● EXERCISE INSTRUCTIONS: Pull out every line containing the string "BusinessWorld".
▶
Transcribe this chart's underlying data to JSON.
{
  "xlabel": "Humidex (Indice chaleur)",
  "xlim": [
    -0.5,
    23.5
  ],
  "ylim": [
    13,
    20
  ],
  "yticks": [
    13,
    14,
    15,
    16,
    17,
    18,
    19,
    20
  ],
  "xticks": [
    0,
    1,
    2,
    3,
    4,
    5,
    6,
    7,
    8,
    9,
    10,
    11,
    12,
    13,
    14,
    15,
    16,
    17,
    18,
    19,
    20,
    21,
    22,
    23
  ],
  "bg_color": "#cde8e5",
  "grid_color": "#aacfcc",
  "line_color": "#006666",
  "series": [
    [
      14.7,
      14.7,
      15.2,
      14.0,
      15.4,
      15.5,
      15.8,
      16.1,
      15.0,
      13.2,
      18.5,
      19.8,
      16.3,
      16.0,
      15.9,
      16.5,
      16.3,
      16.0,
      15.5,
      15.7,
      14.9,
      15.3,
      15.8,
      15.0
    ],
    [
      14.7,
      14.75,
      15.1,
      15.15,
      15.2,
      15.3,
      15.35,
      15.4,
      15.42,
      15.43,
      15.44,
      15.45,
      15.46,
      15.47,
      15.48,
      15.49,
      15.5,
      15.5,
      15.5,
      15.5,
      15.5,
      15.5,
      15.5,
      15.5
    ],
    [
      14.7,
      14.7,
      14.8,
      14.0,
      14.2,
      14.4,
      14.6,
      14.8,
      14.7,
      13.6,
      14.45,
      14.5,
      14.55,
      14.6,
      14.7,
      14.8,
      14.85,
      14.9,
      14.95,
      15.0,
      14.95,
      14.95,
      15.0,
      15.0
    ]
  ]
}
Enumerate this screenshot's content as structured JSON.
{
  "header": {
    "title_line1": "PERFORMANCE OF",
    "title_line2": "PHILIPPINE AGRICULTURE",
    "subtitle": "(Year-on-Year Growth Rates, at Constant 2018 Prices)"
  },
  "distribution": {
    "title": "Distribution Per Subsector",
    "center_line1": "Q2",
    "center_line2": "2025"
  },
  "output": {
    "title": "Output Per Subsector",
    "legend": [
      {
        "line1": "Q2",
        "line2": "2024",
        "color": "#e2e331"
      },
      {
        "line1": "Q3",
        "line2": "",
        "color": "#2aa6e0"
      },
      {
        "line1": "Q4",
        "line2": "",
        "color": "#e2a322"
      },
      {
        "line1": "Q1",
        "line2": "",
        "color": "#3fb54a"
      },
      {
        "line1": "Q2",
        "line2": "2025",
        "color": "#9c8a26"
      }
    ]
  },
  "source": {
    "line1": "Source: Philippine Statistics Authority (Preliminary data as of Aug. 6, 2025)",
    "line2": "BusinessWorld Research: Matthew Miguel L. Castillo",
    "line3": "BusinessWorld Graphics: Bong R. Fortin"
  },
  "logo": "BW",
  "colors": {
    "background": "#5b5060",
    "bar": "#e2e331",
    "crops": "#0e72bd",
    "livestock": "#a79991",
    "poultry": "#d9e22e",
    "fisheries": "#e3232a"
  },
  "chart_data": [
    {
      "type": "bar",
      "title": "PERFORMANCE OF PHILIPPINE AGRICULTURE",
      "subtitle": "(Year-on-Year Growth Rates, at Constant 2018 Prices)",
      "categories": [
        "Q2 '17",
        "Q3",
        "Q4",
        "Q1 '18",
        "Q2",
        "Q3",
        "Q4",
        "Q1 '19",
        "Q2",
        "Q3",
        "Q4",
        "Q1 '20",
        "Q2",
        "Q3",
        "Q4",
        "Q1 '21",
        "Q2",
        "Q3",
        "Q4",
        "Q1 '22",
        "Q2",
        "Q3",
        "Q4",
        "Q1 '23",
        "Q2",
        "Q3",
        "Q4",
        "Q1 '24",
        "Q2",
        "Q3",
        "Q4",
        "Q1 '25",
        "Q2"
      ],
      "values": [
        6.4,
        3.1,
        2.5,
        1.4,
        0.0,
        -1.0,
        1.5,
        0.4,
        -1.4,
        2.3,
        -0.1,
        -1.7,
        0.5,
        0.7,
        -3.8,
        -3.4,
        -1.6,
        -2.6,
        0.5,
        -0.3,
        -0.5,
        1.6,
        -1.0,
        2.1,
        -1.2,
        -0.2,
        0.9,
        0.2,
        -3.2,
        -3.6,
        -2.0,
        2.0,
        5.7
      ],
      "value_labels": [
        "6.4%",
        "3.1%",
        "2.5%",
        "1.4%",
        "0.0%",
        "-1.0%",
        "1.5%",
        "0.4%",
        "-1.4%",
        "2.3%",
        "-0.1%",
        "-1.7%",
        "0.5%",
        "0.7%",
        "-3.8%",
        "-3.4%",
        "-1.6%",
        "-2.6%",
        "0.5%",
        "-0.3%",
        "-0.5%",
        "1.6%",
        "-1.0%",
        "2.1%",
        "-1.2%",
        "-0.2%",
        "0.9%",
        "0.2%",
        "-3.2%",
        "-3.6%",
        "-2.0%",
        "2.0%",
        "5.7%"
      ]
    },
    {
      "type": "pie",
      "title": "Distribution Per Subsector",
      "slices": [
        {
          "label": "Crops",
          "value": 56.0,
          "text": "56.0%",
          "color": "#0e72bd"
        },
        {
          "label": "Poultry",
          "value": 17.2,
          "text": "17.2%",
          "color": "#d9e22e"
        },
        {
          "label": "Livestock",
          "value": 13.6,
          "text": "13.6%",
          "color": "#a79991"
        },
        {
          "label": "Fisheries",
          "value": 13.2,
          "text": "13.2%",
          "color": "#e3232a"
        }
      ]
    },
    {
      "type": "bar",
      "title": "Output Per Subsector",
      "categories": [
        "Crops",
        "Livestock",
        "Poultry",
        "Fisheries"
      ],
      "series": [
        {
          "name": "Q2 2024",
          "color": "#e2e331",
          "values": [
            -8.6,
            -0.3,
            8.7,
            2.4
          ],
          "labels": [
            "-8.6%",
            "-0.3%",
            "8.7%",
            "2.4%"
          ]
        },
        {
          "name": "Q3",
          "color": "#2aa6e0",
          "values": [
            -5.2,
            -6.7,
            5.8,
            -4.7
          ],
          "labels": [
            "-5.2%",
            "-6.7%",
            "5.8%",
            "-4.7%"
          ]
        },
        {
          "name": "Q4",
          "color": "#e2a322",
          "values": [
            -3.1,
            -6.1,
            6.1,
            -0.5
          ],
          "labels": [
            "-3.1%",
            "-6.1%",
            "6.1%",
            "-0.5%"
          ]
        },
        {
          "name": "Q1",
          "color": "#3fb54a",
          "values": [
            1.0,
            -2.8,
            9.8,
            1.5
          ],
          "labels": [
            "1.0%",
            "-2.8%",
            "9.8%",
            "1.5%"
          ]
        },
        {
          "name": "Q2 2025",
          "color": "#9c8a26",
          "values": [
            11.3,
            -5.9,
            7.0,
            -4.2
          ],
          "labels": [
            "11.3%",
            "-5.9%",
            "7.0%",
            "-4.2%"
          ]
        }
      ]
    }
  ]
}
◀
● TASK RESULT:
    "line2": "BusinessWorld Research: Matthew Miguel L. Castillo",
    "line3": "BusinessWorld Graphics: Bong R. Fortin"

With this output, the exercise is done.